→ PROBLEM REQUIREMENTS:
Write out all of the entries exactly, please.

─── RECORDS SUPPLIED

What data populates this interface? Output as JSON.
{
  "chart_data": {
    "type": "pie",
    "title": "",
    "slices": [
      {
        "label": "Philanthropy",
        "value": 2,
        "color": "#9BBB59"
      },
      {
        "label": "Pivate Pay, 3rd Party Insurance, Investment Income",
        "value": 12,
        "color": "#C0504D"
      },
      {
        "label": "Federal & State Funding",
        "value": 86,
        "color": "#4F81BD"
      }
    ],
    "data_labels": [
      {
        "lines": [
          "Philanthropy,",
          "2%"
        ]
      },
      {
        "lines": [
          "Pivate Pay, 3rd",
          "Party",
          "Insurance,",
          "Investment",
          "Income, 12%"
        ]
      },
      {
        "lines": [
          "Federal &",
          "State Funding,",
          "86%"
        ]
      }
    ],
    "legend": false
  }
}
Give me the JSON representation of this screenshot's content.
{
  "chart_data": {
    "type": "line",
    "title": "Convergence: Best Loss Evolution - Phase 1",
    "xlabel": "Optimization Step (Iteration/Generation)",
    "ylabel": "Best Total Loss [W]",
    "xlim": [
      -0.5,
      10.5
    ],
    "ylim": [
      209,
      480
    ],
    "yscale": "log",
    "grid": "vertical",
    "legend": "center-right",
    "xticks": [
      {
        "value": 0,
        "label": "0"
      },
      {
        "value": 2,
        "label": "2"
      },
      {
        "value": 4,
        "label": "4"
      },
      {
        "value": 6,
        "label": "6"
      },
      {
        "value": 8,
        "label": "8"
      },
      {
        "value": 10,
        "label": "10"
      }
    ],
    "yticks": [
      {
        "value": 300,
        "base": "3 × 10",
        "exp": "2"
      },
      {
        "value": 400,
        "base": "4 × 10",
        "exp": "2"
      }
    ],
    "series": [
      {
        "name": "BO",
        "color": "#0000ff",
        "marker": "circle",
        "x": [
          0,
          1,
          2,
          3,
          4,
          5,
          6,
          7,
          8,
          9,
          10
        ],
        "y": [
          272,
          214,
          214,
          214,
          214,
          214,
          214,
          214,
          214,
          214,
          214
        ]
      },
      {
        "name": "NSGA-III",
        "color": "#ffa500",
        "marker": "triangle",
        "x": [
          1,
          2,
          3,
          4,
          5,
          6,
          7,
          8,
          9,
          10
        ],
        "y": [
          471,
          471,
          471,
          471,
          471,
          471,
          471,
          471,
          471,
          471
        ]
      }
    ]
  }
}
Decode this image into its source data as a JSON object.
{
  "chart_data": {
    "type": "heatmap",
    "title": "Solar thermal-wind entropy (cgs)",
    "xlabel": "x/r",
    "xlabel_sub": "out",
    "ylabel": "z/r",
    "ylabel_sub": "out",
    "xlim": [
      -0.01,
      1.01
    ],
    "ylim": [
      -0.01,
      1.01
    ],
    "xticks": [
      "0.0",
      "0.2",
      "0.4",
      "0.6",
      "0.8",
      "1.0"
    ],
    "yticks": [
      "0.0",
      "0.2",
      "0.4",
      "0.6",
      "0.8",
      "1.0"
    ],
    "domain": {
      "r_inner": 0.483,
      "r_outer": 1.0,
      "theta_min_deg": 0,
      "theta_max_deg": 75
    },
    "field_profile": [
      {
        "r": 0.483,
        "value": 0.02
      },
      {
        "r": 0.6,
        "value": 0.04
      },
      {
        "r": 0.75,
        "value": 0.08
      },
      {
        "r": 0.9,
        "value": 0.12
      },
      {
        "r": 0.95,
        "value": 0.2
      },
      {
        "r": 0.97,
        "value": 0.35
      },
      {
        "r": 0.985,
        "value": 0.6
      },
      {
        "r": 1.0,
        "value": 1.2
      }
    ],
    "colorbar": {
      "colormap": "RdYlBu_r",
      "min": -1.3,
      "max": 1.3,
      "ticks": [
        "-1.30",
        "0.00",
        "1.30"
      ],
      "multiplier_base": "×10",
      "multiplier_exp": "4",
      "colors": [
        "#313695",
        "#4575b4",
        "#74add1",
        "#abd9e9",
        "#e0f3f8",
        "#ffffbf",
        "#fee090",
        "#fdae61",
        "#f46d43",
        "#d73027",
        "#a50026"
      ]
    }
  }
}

──────

→ THE OUTPUT:
What data populates this interface? Output as JSON.
{
  "chart_data": {
    "type": "pie",
    "title": "",
    "slices": [
      {
        "label": "Philanthropy",
        "value": 2,
        "color": "#9BBB59"
      },
      {
        "label": "Pivate Pay, 3rd Party Insurance, Investment Income",
        "value": 12,
        "color": "#C0504D"
      },
      {
        "label": "Federal & State Funding",
        "value": 86,
        "color": "#4F81BD"
      }
    ],
    "data_labels": [
      {
        "lines": [
          "Philanthropy,",
          "2%"
        ]
      },
      {
        "lines": [
          "Pivate Pay, 3rd",
          "Party",
          "Insurance,",
          "Investment",
          "Income, 12%"
        ]
      },
      {
        "lines": [
          "Federal &",
          "State Funding,",
          "86%"
        ]
      }
    ],
    "legend": false
  }
}
Give me the JSON representation of this screenshot's content.
{
  "chart_data": {
    "type": "line",
    "title": "Convergence: Best Loss Evolution - Phase 1",
    "xlabel": "Optimization Step (Iteration/Generation)",
    "ylabel": "Best Total Loss [W]",
    "xlim": [
      -0.5,
      10.5
    ],
    "ylim": [
      209,
      480
    ],
    "yscale": "log",
    "grid": "vertical",
    "legend": "center-right",
    "xticks": [
      {
        "value": 0,
        "label": "0"
      },
      {
        "value": 2,
        "label": "2"
      },
      {
        "value": 4,
        "label": "4"
      },
      {
        "value": 6,
        "label": "6"
      },
      {
        "value": 8,
        "label": "8"
      },
      {
        "value": 10,
        "label": "10"
      }
    ],
    "yticks": [
      {
        "value": 300,
        "base": "3 × 10",
        "exp": "2"
      },
      {
        "value": 400,
        "base": "4 × 10",
        "exp": "2"
      }
    ],
    "series": [
      {
        "name": "BO",
        "color": "#0000ff",
        "marker": "circle",
        "x": [
          0,
          1,
          2,
          3,
          4,
          5,
          6,
          7,
          8,
          9,
          10
        ],
        "y": [
          272,
          214,
          214,
          214,
          214,
          214,
          214,
          214,
          214,
          214,
          214
        ]
      },
      {
        "name": "NSGA-III",
        "color": "#ffa500",
        "marker": "triangle",
        "x": [
          1,
          2,
          3,
          4,
          5,
          6,
          7,
          8,
          9,
          10
        ],
        "y": [
          471,
          471,
          471,
          471,
          471,
          471,
          471,
          471,
          471,
          471
        ]
      }
    ]
  }
}
Decode this image into its source data as a JSON object.
{
  "chart_data": {
    "type": "heatmap",
    "title": "Solar thermal-wind entropy (cgs)",
    "xlabel": "x/r",
    "xlabel_sub": "out",
    "ylabel": "z/r",
    "ylabel_sub": "out",
    "xlim": [
      -0.01,
      1.01
    ],
    "ylim": [
      -0.01,
      1.01
    ],
    "xticks": [
      "0.0",
      "0.2",
      "0.4",
      "0.6",
      "0.8",
      "1.0"
    ],
    "yticks": [
      "0.0",
      "0.2",
      "0.4",
      "0.6",
      "0.8",
      "1.0"
    ],
    "domain": {
      "r_inner": 0.483,
      "r_outer": 1.0,
      "theta_min_deg": 0,
      "theta_max_deg": 75
    },
    "field_profile": [
      {
        "r": 0.483,
        "value": 0.02
      },
      {
        "r": 0.6,
        "value": 0.04
      },
      {
        "r": 0.75,
        "value": 0.08
      },
      {
        "r": 0.9,
        "value": 0.12
      },
      {
        "r": 0.95,
        "value": 0.2
      },
      {
        "r": 0.97,
        "value": 0.35
      },
      {
        "r": 0.985,
        "value": 0.6
      },
      {
        "r": 1.0,
        "value": 1.2
      }
    ],
    "colorbar": {
      "colormap": "RdYlBu_r",
      "min": -1.3,
      "max": 1.3,
      "ticks": [
        "-1.30",
        "0.00",
        "1.30"
      ],
      "multiplier_base": "×10",
      "multiplier_exp": "4",
      "colors": [
        "#313695",
        "#4575b4",
        "#74add1",
        "#abd9e9",
        "#e0f3f8",
        "#ffffbf",
        "#fee090",
        "#fdae61",
        "#f46d43",
        "#d73027",
        "#a50026"
      ]
    }
  }
}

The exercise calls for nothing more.